[Collection entries]
====================
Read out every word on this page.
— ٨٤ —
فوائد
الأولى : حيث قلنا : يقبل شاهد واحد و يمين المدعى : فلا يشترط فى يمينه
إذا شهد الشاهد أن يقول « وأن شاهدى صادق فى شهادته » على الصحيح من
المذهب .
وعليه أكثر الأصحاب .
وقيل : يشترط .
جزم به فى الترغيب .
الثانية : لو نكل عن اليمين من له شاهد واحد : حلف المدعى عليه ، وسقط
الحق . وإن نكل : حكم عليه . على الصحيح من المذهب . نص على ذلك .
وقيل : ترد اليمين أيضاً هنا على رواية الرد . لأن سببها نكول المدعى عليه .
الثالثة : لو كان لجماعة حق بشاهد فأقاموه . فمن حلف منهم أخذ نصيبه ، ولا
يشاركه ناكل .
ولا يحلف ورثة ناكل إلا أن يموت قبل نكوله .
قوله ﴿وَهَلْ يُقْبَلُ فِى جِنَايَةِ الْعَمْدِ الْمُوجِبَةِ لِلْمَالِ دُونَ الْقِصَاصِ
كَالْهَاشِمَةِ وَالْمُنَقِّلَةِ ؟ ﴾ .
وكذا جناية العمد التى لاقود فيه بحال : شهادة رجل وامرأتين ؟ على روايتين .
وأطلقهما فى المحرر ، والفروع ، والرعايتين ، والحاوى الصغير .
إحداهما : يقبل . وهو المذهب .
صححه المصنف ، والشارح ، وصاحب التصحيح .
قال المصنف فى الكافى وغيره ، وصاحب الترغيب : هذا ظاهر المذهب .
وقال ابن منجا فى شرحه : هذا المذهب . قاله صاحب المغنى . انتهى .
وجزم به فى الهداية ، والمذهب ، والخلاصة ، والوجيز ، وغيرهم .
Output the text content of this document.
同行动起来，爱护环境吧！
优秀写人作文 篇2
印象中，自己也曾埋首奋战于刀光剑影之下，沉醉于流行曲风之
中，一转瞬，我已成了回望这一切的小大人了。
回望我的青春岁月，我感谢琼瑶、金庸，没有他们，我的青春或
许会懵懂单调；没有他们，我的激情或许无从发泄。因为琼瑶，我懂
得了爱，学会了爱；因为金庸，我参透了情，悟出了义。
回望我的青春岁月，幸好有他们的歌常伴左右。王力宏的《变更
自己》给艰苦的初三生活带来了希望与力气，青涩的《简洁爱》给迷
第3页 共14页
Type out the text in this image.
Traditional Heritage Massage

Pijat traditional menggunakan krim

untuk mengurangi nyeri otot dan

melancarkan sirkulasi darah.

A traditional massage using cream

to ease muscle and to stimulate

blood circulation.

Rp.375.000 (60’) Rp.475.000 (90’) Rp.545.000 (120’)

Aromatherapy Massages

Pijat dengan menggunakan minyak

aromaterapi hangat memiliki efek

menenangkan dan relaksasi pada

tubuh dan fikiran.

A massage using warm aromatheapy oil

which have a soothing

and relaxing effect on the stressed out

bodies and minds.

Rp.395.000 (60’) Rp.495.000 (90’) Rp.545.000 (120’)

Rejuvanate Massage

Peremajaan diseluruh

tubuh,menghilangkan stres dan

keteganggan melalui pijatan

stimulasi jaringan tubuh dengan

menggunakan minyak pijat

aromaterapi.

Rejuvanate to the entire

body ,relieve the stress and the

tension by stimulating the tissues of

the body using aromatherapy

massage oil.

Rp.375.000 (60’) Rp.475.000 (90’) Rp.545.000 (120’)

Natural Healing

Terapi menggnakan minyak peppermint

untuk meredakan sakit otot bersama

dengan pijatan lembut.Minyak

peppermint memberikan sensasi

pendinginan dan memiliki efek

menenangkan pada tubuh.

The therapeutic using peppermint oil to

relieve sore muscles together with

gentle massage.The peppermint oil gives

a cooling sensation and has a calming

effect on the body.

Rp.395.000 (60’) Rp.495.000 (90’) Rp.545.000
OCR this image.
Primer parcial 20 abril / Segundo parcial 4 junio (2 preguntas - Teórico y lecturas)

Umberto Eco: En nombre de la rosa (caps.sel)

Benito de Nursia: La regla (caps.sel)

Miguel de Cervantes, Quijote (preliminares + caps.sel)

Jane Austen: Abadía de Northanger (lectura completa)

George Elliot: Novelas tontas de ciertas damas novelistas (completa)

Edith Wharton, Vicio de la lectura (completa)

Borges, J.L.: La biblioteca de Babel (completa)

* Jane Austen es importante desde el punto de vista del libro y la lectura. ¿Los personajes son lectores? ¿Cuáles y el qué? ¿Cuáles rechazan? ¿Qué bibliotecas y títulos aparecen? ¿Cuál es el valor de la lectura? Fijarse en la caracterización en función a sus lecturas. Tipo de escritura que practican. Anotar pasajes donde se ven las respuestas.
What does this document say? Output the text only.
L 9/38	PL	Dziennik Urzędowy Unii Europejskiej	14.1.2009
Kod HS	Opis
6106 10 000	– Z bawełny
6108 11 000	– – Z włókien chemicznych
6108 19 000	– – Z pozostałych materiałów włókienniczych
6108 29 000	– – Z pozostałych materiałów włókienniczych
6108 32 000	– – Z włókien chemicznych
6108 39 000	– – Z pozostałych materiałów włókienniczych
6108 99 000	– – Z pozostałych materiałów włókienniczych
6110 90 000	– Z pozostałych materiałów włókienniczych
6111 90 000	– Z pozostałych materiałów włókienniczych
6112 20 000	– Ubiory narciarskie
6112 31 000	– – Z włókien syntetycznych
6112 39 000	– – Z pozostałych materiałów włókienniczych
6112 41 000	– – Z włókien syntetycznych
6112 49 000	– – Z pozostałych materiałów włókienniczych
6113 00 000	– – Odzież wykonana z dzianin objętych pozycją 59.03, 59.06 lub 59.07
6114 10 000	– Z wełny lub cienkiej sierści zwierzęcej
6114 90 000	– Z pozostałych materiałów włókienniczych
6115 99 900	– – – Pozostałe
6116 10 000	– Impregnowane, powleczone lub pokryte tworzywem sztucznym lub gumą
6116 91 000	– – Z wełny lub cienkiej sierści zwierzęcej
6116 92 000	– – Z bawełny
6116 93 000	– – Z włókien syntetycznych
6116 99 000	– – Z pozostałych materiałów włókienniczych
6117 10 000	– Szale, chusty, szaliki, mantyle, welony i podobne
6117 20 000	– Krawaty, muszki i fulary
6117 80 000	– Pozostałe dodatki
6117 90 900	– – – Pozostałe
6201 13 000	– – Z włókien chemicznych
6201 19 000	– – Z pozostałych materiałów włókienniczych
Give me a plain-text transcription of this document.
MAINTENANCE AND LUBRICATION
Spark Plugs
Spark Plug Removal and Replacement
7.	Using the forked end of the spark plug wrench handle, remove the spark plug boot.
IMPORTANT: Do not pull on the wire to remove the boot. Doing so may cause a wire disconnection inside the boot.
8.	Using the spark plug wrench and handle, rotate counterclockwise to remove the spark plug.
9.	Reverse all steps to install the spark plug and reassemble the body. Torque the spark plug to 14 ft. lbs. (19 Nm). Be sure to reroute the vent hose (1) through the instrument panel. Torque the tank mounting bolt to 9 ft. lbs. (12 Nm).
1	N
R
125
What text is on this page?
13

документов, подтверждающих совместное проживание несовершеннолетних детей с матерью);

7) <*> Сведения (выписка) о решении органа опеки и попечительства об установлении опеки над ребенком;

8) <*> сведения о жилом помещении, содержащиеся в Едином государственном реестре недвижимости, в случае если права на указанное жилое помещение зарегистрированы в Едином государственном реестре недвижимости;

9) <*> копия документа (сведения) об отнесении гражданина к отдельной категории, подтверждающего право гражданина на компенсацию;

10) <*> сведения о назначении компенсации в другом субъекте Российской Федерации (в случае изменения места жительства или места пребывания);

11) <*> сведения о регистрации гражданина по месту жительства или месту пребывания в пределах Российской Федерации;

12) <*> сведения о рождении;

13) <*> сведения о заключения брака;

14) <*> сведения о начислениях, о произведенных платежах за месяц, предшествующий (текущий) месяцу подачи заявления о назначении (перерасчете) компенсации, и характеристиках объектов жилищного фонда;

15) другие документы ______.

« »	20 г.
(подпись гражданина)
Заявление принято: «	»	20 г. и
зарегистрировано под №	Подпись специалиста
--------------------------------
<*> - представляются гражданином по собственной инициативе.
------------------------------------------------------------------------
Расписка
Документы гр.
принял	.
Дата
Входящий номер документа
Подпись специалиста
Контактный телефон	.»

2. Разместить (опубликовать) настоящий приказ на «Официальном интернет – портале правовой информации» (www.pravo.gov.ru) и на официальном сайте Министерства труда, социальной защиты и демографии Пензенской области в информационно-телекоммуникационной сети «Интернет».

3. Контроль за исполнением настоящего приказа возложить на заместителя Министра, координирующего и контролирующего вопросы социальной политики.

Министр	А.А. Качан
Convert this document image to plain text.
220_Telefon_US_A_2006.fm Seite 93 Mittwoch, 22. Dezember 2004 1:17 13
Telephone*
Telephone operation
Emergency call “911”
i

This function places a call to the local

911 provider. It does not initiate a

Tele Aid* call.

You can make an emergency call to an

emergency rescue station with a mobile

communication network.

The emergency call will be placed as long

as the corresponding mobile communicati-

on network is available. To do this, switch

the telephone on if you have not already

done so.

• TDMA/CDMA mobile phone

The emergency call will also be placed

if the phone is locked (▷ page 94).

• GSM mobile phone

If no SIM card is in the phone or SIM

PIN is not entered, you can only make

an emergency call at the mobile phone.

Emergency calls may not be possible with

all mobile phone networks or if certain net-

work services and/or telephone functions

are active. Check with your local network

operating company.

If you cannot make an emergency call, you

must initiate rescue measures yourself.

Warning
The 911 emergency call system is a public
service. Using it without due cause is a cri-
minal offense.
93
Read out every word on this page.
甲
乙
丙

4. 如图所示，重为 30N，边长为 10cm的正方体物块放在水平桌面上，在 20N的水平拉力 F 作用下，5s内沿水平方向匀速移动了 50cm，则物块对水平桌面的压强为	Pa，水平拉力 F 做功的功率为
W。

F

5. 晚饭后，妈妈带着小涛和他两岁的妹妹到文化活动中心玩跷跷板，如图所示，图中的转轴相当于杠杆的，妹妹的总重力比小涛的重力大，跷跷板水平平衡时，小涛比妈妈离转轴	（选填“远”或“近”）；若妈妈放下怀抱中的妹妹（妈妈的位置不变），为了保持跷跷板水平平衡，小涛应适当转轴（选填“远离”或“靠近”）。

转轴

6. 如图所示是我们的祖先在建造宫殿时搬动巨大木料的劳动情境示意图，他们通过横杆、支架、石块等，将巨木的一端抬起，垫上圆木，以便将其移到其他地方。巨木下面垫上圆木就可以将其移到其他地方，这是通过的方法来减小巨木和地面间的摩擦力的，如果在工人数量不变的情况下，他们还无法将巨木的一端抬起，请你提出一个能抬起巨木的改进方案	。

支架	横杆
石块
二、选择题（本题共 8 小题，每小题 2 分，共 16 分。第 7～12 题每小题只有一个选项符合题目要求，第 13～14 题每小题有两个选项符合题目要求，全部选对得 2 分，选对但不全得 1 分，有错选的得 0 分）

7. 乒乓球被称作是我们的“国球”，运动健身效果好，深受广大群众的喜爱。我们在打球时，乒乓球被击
====================
▶ _Exercise goal_
Select the lines that carry the string "tubuh" and copy them.

▶ _Task response_
tubuh dan fikiran.
tubuh,menghilangkan stres dan
stimulasi jaringan tubuh dengan
menenangkan pada tubuh.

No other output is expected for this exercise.